| What the exercise asks |
Return every line of the listing as a JSON list of strings, one string per line, leaving out blank lines.

* * * * * * * * *

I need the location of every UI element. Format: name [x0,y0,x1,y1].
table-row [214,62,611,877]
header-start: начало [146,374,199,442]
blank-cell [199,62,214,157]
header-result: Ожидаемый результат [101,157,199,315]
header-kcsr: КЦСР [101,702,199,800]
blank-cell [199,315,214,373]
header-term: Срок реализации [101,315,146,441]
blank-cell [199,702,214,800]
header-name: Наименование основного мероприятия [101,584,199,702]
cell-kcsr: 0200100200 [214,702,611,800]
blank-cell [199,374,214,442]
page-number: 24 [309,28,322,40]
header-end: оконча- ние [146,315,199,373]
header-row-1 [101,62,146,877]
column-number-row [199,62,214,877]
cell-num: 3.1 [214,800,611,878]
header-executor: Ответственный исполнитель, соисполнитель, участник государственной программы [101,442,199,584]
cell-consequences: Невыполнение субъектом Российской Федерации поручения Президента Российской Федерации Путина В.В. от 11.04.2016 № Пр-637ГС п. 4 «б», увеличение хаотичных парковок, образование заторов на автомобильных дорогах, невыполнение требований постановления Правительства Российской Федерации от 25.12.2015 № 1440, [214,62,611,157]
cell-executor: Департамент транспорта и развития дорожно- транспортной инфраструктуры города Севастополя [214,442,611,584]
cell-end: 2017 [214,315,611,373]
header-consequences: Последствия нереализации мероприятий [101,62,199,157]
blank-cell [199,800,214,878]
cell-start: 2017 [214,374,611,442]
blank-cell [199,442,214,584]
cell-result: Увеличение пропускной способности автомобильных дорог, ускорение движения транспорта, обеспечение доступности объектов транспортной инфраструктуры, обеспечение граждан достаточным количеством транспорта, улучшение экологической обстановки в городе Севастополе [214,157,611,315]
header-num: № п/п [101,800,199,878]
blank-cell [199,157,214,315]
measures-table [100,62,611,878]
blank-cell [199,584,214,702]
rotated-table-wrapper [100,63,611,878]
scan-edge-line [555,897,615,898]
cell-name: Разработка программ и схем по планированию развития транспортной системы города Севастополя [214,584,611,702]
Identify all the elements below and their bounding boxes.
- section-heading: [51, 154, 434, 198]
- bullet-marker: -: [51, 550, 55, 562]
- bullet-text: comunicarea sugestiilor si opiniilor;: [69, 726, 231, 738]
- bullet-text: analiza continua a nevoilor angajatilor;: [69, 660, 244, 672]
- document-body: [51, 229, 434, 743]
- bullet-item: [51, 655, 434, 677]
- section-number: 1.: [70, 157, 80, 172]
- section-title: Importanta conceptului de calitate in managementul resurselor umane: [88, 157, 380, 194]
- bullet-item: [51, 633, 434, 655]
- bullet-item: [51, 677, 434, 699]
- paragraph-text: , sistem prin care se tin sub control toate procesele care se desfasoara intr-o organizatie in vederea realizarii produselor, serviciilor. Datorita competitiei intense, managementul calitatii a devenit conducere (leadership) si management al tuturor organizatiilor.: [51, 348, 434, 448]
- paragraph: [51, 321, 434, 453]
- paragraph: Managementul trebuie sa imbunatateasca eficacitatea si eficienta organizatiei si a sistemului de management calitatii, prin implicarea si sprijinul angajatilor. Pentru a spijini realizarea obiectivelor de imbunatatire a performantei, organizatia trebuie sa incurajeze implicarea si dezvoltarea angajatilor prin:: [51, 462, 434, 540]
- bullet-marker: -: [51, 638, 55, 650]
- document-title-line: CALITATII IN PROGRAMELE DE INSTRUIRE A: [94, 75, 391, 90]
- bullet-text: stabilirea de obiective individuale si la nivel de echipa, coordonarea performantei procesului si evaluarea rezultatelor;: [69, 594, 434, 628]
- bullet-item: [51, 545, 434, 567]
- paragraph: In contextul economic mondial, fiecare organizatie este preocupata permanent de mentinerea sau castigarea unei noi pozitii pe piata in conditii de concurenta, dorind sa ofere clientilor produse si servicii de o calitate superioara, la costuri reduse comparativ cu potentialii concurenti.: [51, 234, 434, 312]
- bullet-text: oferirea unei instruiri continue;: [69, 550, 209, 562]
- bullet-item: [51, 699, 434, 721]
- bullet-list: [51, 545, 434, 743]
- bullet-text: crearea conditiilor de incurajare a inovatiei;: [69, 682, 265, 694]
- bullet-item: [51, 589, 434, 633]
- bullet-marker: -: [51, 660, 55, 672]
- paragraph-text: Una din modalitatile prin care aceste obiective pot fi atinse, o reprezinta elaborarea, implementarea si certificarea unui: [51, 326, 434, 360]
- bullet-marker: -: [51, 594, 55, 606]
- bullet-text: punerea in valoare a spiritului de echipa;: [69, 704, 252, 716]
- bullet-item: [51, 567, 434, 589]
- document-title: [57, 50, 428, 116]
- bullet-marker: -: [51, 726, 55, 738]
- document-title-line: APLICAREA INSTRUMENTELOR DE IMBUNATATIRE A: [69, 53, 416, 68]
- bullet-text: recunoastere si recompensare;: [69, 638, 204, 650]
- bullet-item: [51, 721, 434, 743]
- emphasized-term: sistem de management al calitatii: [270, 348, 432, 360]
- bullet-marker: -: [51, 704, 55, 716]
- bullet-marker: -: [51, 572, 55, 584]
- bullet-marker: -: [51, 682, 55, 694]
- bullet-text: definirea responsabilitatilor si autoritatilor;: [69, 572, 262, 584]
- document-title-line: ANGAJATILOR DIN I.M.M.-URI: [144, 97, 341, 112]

* * * * * * * * *

| Task result |
[
  "I need the location of every UI element. Format: name [x0,y0,x1,y1].",
  "table-row [214,62,611,877]",
  "header-start: начало [146,374,199,442]",
  "blank-cell [199,62,214,157]",
  "header-result: Ожидаемый результат [101,157,199,315]",
  "header-kcsr: КЦСР [101,702,199,800]",
  "blank-cell [199,315,214,373]",
  "header-term: Срок реализации [101,315,146,441]",
  "blank-cell [199,702,214,800]",
  "header-name: Наименование основного мероприятия [101,584,199,702]",
  "cell-kcsr: 0200100200 [214,702,611,800]",
  "blank-cell [199,374,214,442]",
  "page-number: 24 [309,28,322,40]",
  "header-end: оконча- ние [146,315,199,373]",
  "header-row-1 [101,62,146,877]",
  "column-number-row [199,62,214,877]",
  "cell-num: 3.1 [214,800,611,878]",
  "header-executor: Ответственный исполнитель, соисполнитель, участник государственной программы [101,442,199,584]",
  "cell-consequences: Невыполнение субъектом Российской Федерации поручения Президента Российской Федерации Путина В.В. от 11.04.2016 № Пр-637ГС п. 4 «б», увеличение хаотичных парковок, образование заторов на автомобильных дорогах, невыполнение требований постановления Правительства Российской Федерации от 25.12.2015 № 1440, [214,62,611,157]",
  "cell-executor: Департамент транспорта и развития дорожно- транспортной инфраструктуры города Севастополя [214,442,611,584]",
  "cell-end: 2017 [214,315,611,373]",
  "header-consequences: Последствия нереализации мероприятий [101,62,199,157]",
  "blank-cell [199,800,214,878]",
  "cell-start: 2017 [214,374,611,442]",
  "blank-cell [199,442,214,584]",
  "cell-result: Увеличение пропускной способности автомобильных дорог, ускорение движения транспорта, обеспечение доступности объектов транспортной инфраструктуры, обеспечение граждан достаточным количеством транспорта, улучшение экологической обстановки в городе Севастополе [214,157,611,315]",
  "header-num: № п/п [101,800,199,878]",
  "blank-cell [199,157,214,315]",
  "measures-table [100,62,611,878]",
  "blank-cell [199,584,214,702]",
  "rotated-table-wrapper [100,63,611,878]",
  "scan-edge-line [555,897,615,898]",
  "cell-name: Разработка программ и схем по планированию развития транспортной системы города Севастополя [214,584,611,702]",
  "Identify all the elements below and their bounding boxes.",
  "- section-heading: [51, 154, 434, 198]",
  "- bullet-marker: -: [51, 550, 55, 562]",
  "- bullet-text: comunicarea sugestiilor si opiniilor;: [69, 726, 231, 738]",
  "- bullet-text: analiza continua a nevoilor angajatilor;: [69, 660, 244, 672]",
  "- document-body: [51, 229, 434, 743]",
  "- bullet-item: [51, 655, 434, 677]",
  "- section-number: 1.: [70, 157, 80, 172]",
  "- section-title: Importanta conceptului de calitate in managementul resurselor umane: [88, 157, 380, 194]",
  "- bullet-item: [51, 633, 434, 655]",
  "- bullet-item: [51, 677, 434, 699]",
  "- paragraph-text: , sistem prin care se tin sub control toate procesele care se desfasoara intr-o organizatie in vederea realizarii produselor, serviciilor. Datorita competitiei intense, managementul calitatii a devenit conducere (leadership) si management al tuturor organizatiilor.: [51, 348, 434, 448]",
  "- paragraph: [51, 321, 434, 453]",
  "- paragraph: Managementul trebuie sa imbunatateasca eficacitatea si eficienta organizatiei si a sistemului de management calitatii, prin implicarea si sprijinul angajatilor. Pentru a spijini realizarea obiectivelor de imbunatatire a performantei, organizatia trebuie sa incurajeze implicarea si dezvoltarea angajatilor prin:: [51, 462, 434, 540]",
  "- bullet-marker: -: [51, 638, 55, 650]",
  "- document-title-line: CALITATII IN PROGRAMELE DE INSTRUIRE A: [94, 75, 391, 90]",
  "- bullet-text: stabilirea de obiective individuale si la nivel de echipa, coordonarea performantei procesului si evaluarea rezultatelor;: [69, 594, 434, 628]",
  "- bullet-item: [51, 545, 434, 567]",
  "- paragraph: In contextul economic mondial, fiecare organizatie este preocupata permanent de mentinerea sau castigarea unei noi pozitii pe piata in conditii de concurenta, dorind sa ofere clientilor produse si servicii de o calitate superioara, la costuri reduse comparativ cu potentialii concurenti.: [51, 234, 434, 312]",
  "- bullet-text: oferirea unei instruiri continue;: [69, 550, 209, 562]",
  "- bullet-item: [51, 699, 434, 721]",
  "- bullet-list: [51, 545, 434, 743]",
  "- bullet-text: crearea conditiilor de incurajare a inovatiei;: [69, 682, 265, 694]",
  "- bullet-item: [51, 589, 434, 633]",
  "- bullet-marker: -: [51, 660, 55, 672]",
  "- paragraph-text: Una din modalitatile prin care aceste obiective pot fi atinse, o reprezinta elaborarea, implementarea si certificarea unui: [51, 326, 434, 360]",
  "- bullet-marker: -: [51, 594, 55, 606]",
  "- bullet-text: punerea in valoare a spiritului de echipa;: [69, 704, 252, 716]",
  "- bullet-item: [51, 567, 434, 589]",
  "- document-title: [57, 50, 428, 116]",
  "- bullet-marker: -: [51, 726, 55, 738]",
  "- document-title-line: APLICAREA INSTRUMENTELOR DE IMBUNATATIRE A: [69, 53, 416, 68]",
  "- bullet-text: recunoastere si recompensare;: [69, 638, 204, 650]",
  "- bullet-item: [51, 721, 434, 743]",
  "- emphasized-term: sistem de management al calitatii: [270, 348, 432, 360]",
  "- bullet-marker: -: [51, 704, 55, 716]",
  "- bullet-marker: -: [51, 572, 55, 584]",
  "- bullet-marker: -: [51, 682, 55, 694]",
  "- bullet-text: definirea responsabilitatilor si autoritatilor;: [69, 572, 262, 584]",
  "- document-title-line: ANGAJATILOR DIN I.M.M.-URI: [144, 97, 341, 112]"
]